### EXERCISE OBJECTIVE
Copy all of the records below verbatim.

### DATA FOR THIS TASK
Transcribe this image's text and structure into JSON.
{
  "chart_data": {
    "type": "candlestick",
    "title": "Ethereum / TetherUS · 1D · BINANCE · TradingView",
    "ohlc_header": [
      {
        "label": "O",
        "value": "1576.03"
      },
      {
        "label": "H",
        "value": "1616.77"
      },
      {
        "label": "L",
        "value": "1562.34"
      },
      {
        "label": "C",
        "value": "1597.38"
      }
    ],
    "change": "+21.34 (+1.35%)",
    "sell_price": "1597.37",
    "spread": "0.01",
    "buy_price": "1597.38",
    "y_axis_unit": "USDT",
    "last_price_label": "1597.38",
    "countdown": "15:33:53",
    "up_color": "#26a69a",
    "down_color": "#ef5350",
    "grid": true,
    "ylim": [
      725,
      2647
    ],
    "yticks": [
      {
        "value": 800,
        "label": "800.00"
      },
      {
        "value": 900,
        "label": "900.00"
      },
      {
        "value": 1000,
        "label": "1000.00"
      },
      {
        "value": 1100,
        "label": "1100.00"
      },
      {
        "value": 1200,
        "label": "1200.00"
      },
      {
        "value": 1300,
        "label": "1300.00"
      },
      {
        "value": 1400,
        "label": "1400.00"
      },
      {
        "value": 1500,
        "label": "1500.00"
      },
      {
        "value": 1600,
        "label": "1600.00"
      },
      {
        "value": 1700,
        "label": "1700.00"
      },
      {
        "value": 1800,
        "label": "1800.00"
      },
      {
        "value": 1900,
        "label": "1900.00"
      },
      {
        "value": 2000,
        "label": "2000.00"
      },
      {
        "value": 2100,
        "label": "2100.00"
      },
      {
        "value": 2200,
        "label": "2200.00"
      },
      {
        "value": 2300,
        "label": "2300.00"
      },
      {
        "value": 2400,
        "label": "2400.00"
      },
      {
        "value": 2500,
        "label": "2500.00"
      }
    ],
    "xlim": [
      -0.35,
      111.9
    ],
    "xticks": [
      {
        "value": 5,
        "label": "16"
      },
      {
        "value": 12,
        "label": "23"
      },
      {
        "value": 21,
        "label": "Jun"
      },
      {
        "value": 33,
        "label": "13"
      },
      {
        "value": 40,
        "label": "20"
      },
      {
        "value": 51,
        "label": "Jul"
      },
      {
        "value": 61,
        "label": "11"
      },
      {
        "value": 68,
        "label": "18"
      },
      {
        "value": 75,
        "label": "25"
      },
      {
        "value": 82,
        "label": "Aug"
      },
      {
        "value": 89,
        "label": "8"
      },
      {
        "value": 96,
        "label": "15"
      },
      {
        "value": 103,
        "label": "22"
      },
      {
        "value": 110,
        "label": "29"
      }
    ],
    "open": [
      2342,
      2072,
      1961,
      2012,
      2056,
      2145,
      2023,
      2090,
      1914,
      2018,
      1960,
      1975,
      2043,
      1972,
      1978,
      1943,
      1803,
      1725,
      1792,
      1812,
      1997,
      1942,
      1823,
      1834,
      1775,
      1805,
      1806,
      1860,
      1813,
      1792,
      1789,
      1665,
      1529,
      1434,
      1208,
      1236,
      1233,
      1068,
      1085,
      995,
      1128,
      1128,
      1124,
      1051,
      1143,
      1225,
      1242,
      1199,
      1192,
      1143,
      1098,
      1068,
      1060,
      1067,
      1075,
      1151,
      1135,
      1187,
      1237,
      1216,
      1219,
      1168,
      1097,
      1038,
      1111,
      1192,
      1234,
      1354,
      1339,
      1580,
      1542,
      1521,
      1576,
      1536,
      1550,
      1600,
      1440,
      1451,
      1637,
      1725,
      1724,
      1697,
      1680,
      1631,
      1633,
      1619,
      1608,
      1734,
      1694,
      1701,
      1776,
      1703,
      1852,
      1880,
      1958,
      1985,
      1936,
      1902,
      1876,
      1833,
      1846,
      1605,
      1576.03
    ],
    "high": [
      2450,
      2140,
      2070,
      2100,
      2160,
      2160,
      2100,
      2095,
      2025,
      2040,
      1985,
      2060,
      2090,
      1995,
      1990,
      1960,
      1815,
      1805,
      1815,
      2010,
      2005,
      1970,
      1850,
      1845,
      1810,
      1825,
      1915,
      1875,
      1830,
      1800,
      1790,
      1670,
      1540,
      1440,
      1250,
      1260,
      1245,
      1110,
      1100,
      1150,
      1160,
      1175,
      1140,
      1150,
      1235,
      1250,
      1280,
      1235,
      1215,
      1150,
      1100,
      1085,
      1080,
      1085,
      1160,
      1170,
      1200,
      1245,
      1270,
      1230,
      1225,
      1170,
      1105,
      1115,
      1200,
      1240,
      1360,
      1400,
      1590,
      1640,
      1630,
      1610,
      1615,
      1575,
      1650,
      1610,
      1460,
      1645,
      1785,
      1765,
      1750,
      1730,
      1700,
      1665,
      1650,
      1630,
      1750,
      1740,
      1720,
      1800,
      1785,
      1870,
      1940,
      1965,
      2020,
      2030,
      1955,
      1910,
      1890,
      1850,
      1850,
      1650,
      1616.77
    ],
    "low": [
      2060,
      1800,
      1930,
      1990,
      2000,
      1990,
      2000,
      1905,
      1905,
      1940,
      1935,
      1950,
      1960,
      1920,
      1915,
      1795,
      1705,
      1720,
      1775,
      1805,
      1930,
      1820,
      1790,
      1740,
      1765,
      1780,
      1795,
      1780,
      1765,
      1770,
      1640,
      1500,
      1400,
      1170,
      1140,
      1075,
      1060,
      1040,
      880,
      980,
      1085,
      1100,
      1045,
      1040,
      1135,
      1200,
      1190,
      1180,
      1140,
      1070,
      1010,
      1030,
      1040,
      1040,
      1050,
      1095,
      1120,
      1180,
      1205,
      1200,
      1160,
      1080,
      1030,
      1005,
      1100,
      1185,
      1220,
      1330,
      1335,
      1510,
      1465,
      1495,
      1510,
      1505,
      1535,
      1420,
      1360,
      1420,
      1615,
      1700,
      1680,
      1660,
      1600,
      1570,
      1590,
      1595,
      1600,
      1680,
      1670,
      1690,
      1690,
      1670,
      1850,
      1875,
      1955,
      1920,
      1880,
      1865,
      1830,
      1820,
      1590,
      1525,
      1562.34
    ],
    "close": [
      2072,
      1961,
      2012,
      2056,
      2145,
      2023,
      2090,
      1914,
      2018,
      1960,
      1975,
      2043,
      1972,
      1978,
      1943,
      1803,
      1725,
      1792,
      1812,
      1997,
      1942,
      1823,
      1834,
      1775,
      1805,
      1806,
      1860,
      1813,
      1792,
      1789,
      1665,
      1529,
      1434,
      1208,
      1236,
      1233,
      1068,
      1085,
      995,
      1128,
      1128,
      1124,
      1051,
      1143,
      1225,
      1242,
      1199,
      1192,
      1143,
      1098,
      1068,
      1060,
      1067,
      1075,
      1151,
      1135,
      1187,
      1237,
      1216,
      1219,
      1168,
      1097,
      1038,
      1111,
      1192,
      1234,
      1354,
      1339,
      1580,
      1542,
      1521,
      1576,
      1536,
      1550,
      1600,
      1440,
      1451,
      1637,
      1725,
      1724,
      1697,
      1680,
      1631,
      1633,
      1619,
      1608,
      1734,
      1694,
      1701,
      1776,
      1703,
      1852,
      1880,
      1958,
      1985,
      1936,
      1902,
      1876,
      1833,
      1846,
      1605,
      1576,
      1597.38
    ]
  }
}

### FINISHED EXERCISE
Transcribe this image's text and structure into JSON.
{
  "chart_data": {
    "type": "candlestick",
    "title": "Ethereum / TetherUS · 1D · BINANCE · TradingView",
    "ohlc_header": [
      {
        "label": "O",
        "value": "1576.03"
      },
      {
        "label": "H",
        "value": "1616.77"
      },
      {
        "label": "L",
        "value": "1562.34"
      },
      {
        "label": "C",
        "value": "1597.38"
      }
    ],
    "change": "+21.34 (+1.35%)",
    "sell_price": "1597.37",
    "spread": "0.01",
    "buy_price": "1597.38",
    "y_axis_unit": "USDT",
    "last_price_label": "1597.38",
    "countdown": "15:33:53",
    "up_color": "#26a69a",
    "down_color": "#ef5350",
    "grid": true,
    "ylim": [
      725,
      2647
    ],
    "yticks": [
      {
        "value": 800,
        "label": "800.00"
      },
      {
        "value": 900,
        "label": "900.00"
      },
      {
        "value": 1000,
        "label": "1000.00"
      },
      {
        "value": 1100,
        "label": "1100.00"
      },
      {
        "value": 1200,
        "label": "1200.00"
      },
      {
        "value": 1300,
        "label": "1300.00"
      },
      {
        "value": 1400,
        "label": "1400.00"
      },
      {
        "value": 1500,
        "label": "1500.00"
      },
      {
        "value": 1600,
        "label": "1600.00"
      },
      {
        "value": 1700,
        "label": "1700.00"
      },
      {
        "value": 1800,
        "label": "1800.00"
      },
      {
        "value": 1900,
        "label": "1900.00"
      },
      {
        "value": 2000,
        "label": "2000.00"
      },
      {
        "value": 2100,
        "label": "2100.00"
      },
      {
        "value": 2200,
        "label": "2200.00"
      },
      {
        "value": 2300,
        "label": "2300.00"
      },
      {
        "value": 2400,
        "label": "2400.00"
      },
      {
        "value": 2500,
        "label": "2500.00"
      }
    ],
    "xlim": [
      -0.35,
      111.9
    ],
    "xticks": [
      {
        "value": 5,
        "label": "16"
      },
      {
        "value": 12,
        "label": "23"
      },
      {
        "value": 21,
        "label": "Jun"
      },
      {
        "value": 33,
        "label": "13"
      },
      {
        "value": 40,
        "label": "20"
      },
      {
        "value": 51,
        "label": "Jul"
      },
      {
        "value": 61,
        "label": "11"
      },
      {
        "value": 68,
        "label": "18"
      },
      {
        "value": 75,
        "label": "25"
      },
      {
        "value": 82,
        "label": "Aug"
      },
      {
        "value": 89,
        "label": "8"
      },
      {
        "value": 96,
        "label": "15"
      },
      {
        "value": 103,
        "label": "22"
      },
      {
        "value": 110,
        "label": "29"
      }
    ],
    "open": [
      2342,
      2072,
      1961,
      2012,
      2056,
      2145,
      2023,
      2090,
      1914,
      2018,
      1960,
      1975,
      2043,
      1972,
      1978,
      1943,
      1803,
      1725,
      1792,
      1812,
      1997,
      1942,
      1823,
      1834,
      1775,
      1805,
      1806,
      1860,
      1813,
      1792,
      1789,
      1665,
      1529,
      1434,
      1208,
      1236,
      1233,
      1068,
      1085,
      995,
      1128,
      1128,
      1124,
      1051,
      1143,
      1225,
      1242,
      1199,
      1192,
      1143,
      1098,
      1068,
      1060,
      1067,
      1075,
      1151,
      1135,
      1187,
      1237,
      1216,
      1219,
      1168,
      1097,
      1038,
      1111,
      1192,
      1234,
      1354,
      1339,
      1580,
      1542,
      1521,
      1576,
      1536,
      1550,
      1600,
      1440,
      1451,
      1637,
      1725,
      1724,
      1697,
      1680,
      1631,
      1633,
      1619,
      1608,
      1734,
      1694,
      1701,
      1776,
      1703,
      1852,
      1880,
      1958,
      1985,
      1936,
      1902,
      1876,
      1833,
      1846,
      1605,
      1576.03
    ],
    "high": [
      2450,
      2140,
      2070,
      2100,
      2160,
      2160,
      2100,
      2095,
      2025,
      2040,
      1985,
      2060,
      2090,
      1995,
      1990,
      1960,
      1815,
      1805,
      1815,
      2010,
      2005,
      1970,
      1850,
      1845,
      1810,
      1825,
      1915,
      1875,
      1830,
      1800,
      1790,
      1670,
      1540,
      1440,
      1250,
      1260,
      1245,
      1110,
      1100,
      1150,
      1160,
      1175,
      1140,
      1150,
      1235,
      1250,
      1280,
      1235,
      1215,
      1150,
      1100,
      1085,
      1080,
      1085,
      1160,
      1170,
      1200,
      1245,
      1270,
      1230,
      1225,
      1170,
      1105,
      1115,
      1200,
      1240,
      1360,
      1400,
      1590,
      1640,
      1630,
      1610,
      1615,
      1575,
      1650,
      1610,
      1460,
      1645,
      1785,
      1765,
      1750,
      1730,
      1700,
      1665,
      1650,
      1630,
      1750,
      1740,
      1720,
      1800,
      1785,
      1870,
      1940,
      1965,
      2020,
      2030,
      1955,
      1910,
      1890,
      1850,
      1850,
      1650,
      1616.77
    ],
    "low": [
      2060,
      1800,
      1930,
      1990,
      2000,
      1990,
      2000,
      1905,
      1905,
      1940,
      1935,
      1950,
      1960,
      1920,
      1915,
      1795,
      1705,
      1720,
      1775,
      1805,
      1930,
      1820,
      1790,
      1740,
      1765,
      1780,
      1795,
      1780,
      1765,
      1770,
      1640,
      1500,
      1400,
      1170,
      1140,
      1075,
      1060,
      1040,
      880,
      980,
      1085,
      1100,
      1045,
      1040,
      1135,
      1200,
      1190,
      1180,
      1140,
      1070,
      1010,
      1030,
      1040,
      1040,
      1050,
      1095,
      1120,
      1180,
      1205,
      1200,
      1160,
      1080,
      1030,
      1005,
      1100,
      1185,
      1220,
      1330,
      1335,
      1510,
      1465,
      1495,
      1510,
      1505,
      1535,
      1420,
      1360,
      1420,
      1615,
      1700,
      1680,
      1660,
      1600,
      1570,
      1590,
      1595,
      1600,
      1680,
      1670,
      1690,
      1690,
      1670,
      1850,
      1875,
      1955,
      1920,
      1880,
      1865,
      1830,
      1820,
      1590,
      1525,
      1562.34
    ],
    "close": [
      2072,
      1961,
      2012,
      2056,
      2145,
      2023,
      2090,
      1914,
      2018,
      1960,
      1975,
      2043,
      1972,
      1978,
      1943,
      1803,
      1725,
      1792,
      1812,
      1997,
      1942,
      1823,
      1834,
      1775,
      1805,
      1806,
      1860,
      1813,
      1792,
      1789,
      1665,
      1529,
      1434,
      1208,
      1236,
      1233,
      1068,
      1085,
      995,
      1128,
      1128,
      1124,
      1051,
      1143,
      1225,
      1242,
      1199,
      1192,
      1143,
      1098,
      1068,
      1060,
      1067,
      1075,
      1151,
      1135,
      1187,
      1237,
      1216,
      1219,
      1168,
      1097,
      1038,
      1111,
      1192,
      1234,
      1354,
      1339,
      1580,
      1542,
      1521,
      1576,
      1536,
      1550,
      1600,
      1440,
      1451,
      1637,
      1725,
      1724,
      1697,
      1680,
      1631,
      1633,
      1619,
      1608,
      1734,
      1694,
      1701,
      1776,
      1703,
      1852,
      1880,
      1958,
      1985,
      1936,
      1902,
      1876,
      1833,
      1846,
      1605,
      1576,
      1597.38
    ]
  }
}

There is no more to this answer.